WHAT TO PRODUCE: Gather every line of the entries that includes the word "IECC".

⁂

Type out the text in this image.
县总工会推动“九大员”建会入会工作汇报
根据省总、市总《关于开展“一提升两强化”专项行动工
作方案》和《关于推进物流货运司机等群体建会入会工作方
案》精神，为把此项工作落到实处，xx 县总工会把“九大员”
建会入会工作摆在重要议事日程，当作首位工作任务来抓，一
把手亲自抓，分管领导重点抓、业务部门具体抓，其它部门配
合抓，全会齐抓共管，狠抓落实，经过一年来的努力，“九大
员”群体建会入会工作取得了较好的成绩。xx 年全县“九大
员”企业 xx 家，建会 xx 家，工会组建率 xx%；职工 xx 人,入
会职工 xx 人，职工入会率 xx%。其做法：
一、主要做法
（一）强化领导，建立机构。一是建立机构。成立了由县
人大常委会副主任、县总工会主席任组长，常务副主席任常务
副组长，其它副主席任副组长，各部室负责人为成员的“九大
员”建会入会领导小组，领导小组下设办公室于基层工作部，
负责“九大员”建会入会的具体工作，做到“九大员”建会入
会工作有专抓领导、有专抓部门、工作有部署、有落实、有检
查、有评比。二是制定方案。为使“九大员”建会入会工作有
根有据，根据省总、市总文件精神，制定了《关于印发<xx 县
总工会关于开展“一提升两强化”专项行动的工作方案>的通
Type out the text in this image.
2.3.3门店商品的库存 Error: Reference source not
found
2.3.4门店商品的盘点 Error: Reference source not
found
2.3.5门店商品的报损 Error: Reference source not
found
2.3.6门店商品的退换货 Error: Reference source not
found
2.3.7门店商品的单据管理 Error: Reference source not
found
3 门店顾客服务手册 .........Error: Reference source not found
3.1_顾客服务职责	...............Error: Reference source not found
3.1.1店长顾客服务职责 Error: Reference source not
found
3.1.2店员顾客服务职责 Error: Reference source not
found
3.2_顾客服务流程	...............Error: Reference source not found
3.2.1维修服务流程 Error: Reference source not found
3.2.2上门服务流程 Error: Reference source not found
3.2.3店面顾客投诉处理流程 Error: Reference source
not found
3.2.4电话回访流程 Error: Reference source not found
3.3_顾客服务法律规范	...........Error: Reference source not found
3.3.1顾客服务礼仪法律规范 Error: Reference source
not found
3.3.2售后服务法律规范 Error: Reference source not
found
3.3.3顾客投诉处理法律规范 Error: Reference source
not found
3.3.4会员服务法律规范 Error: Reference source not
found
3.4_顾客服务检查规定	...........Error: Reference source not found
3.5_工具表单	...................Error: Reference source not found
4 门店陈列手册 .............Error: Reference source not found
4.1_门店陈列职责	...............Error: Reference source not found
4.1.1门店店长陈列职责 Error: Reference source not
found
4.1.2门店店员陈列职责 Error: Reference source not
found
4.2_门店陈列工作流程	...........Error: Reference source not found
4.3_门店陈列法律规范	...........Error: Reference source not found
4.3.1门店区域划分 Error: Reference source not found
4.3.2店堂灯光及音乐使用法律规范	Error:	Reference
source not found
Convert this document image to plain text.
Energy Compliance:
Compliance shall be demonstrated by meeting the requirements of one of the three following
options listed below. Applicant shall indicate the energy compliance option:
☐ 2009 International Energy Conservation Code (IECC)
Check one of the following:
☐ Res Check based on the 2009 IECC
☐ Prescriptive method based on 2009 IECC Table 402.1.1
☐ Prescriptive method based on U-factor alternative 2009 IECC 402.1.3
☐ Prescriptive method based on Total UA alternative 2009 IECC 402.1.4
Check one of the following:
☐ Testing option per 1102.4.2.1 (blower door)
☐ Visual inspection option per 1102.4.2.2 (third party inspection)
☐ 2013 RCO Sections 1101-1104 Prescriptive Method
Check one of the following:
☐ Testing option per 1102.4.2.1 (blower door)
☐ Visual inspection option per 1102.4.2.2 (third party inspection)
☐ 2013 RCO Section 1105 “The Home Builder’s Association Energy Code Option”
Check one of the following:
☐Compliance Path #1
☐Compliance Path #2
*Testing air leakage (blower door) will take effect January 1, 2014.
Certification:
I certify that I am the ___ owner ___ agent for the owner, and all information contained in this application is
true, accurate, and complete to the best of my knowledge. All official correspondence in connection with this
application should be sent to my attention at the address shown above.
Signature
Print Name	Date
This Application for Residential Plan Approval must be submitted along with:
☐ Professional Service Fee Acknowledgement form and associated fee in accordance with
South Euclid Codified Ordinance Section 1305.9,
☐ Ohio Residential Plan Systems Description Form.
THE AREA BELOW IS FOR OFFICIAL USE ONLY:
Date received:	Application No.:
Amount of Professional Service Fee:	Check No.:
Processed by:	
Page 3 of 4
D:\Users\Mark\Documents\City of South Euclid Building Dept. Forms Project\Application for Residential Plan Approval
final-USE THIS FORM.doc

⁂

RESULT FOR THIS EXERCISE:
☐ 2009 International Energy Conservation Code (IECC)
☐ Res Check based on the 2009 IECC
☐ Prescriptive method based on 2009 IECC Table 402.1.1
☐ Prescriptive method based on U-factor alternative 2009 IECC 402.1.3
☐ Prescriptive method based on Total UA alternative 2009 IECC 402.1.4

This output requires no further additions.